Challenge »
Spot each line that carries the word "аэратора"; copy those lines.

---

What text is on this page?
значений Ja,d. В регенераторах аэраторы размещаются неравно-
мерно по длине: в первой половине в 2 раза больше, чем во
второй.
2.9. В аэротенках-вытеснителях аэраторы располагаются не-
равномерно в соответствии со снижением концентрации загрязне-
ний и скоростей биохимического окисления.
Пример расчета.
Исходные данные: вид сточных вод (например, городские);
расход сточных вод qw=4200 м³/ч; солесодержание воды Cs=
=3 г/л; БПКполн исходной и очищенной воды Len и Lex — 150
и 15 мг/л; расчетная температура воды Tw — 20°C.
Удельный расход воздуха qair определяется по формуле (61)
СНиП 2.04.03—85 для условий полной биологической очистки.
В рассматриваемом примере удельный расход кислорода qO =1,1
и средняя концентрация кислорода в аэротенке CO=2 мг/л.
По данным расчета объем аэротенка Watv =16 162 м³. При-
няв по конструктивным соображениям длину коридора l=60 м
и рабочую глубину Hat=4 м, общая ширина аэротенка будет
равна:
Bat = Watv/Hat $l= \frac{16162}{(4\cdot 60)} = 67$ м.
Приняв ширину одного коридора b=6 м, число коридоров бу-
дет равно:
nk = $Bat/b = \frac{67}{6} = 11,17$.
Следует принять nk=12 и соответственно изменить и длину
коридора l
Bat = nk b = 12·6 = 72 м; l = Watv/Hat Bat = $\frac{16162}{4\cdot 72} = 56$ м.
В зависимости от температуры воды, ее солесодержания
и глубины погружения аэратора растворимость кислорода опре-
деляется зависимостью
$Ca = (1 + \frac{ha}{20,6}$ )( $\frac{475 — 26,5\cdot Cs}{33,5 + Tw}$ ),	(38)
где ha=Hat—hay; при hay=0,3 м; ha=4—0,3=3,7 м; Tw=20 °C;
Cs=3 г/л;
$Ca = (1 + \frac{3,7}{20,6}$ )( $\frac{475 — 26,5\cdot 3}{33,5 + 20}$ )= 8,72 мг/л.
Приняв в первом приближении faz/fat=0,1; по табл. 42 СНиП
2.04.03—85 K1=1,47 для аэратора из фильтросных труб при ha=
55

---

Full response »
и глубины погружения аэратора растворимость кислорода опре-
2.04.03—85 K1=1,47 для аэратора из фильтросных труб при ha=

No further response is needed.